** REQUIRED WORK **
Copy the lines holding the word "image", all of them.

** TASK DATA **
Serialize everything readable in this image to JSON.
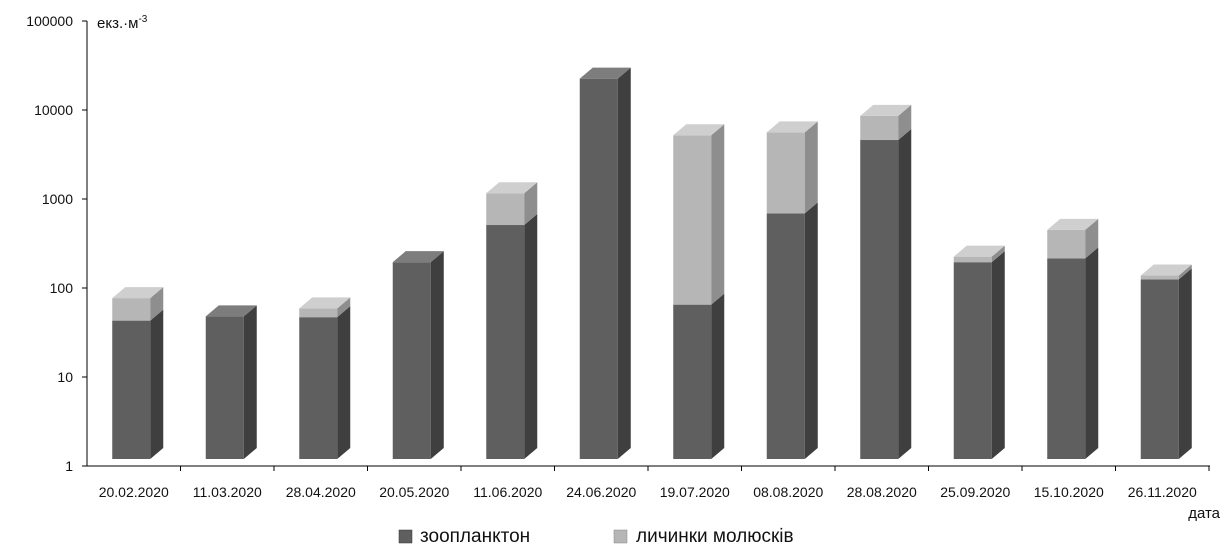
{
  "chart_data": {
    "type": "bar",
    "stacked": true,
    "log_scale": true,
    "style": "3d-columns",
    "categories": [
      "20.02.2020",
      "11.03.2020",
      "28.04.2020",
      "20.05.2020",
      "11.06.2020",
      "24.06.2020",
      "19.07.2020",
      "08.08.2020",
      "28.08.2020",
      "25.09.2020",
      "15.10.2020",
      "26.11.2020"
    ],
    "series": [
      {
        "name": "зоопланктон",
        "color": "#5f5f5f",
        "values": [
          43,
          48,
          47,
          195,
          510,
          22500,
          65,
          690,
          4600,
          195,
          215,
          125
        ]
      },
      {
        "name": "личинки молюсків",
        "color": "#b6b6b6",
        "values": [
          34,
          0,
          12,
          0,
          650,
          0,
          5135,
          4910,
          4000,
          30,
          235,
          13
        ]
      }
    ],
    "y_ticks": [
      "1",
      "10",
      "100",
      "1000",
      "10000",
      "100000"
    ],
    "ylim": [
      1,
      100000
    ],
    "ylabel": "екз.·м",
    "ylabel_superscript": "-3",
    "xlabel": "дата",
    "legend_position": "bottom",
    "grid": false
  }
}
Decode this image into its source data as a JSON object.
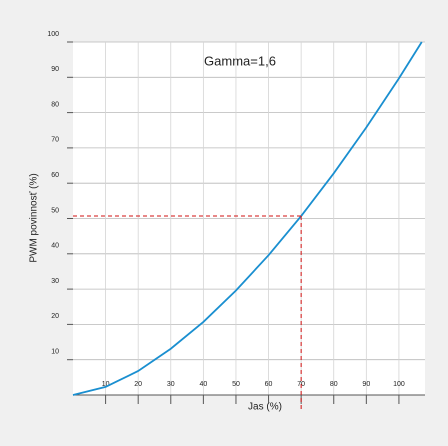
{
  "chart_data": {
    "type": "line",
    "title": "Gamma=1,6",
    "x_label": "Jas (%)",
    "y_label": "PWM povinnosť (%)",
    "x": [
      0,
      10,
      20,
      30,
      40,
      50,
      60,
      70,
      80,
      90,
      100,
      107
    ],
    "series": [
      {
        "name": "Gamma=1,6",
        "color": "#1a8fd0",
        "values": [
          0,
          2.3,
          6.8,
          13.1,
          20.7,
          29.6,
          39.6,
          50.7,
          62.8,
          75.8,
          89.7,
          100
        ]
      }
    ],
    "xlim": [
      0,
      108
    ],
    "ylim": [
      0,
      100
    ],
    "xticks": [
      10,
      20,
      30,
      40,
      50,
      60,
      70,
      80,
      90,
      100
    ],
    "yticks": [
      10,
      20,
      30,
      40,
      50,
      60,
      70,
      80,
      90,
      100
    ],
    "grid": true
  }
}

** RESULT OF THE TASK **
Serialize everything readable in this image to JSON.
Decode this image into its source data as a JSON object.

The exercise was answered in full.